WORK TO COMPLETE -
Below are the records. Gather each line that holds "name".

-- BEGIN DATA FOR THIS EXERCISE --

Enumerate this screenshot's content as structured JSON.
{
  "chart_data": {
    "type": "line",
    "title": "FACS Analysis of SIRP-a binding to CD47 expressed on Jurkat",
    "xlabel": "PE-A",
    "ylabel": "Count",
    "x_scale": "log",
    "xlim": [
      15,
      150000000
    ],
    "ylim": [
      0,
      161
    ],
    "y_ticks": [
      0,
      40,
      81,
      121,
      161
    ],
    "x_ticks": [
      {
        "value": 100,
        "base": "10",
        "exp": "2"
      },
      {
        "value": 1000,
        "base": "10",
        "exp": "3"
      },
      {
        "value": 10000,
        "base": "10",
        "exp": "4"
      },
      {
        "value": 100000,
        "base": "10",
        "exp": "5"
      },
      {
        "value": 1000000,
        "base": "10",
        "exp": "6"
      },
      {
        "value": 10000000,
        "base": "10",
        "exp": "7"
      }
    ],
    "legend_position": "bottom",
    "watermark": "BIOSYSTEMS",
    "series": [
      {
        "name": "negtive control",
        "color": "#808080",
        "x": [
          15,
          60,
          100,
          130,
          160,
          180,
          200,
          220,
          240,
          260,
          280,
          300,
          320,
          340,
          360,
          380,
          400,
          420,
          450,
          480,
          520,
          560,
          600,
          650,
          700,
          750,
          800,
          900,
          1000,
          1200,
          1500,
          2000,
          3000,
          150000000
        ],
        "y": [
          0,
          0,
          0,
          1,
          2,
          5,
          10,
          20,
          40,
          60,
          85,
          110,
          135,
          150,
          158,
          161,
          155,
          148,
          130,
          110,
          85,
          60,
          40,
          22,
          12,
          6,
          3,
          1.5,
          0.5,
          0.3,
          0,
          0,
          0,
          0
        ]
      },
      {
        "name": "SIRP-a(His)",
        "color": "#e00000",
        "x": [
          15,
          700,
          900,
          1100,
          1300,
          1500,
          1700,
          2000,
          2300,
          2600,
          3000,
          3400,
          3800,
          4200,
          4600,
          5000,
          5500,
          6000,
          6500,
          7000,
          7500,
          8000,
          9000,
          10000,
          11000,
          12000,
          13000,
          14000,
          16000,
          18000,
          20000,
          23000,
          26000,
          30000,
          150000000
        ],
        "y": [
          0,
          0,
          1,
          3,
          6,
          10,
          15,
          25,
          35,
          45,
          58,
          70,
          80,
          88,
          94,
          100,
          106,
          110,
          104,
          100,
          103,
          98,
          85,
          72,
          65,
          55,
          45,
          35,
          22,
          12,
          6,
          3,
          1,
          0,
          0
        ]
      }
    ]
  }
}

-- END DATA FOR THIS EXERCISE --

RESPONSE -
        "name": "negtive control",
        "name": "SIRP-a(His)",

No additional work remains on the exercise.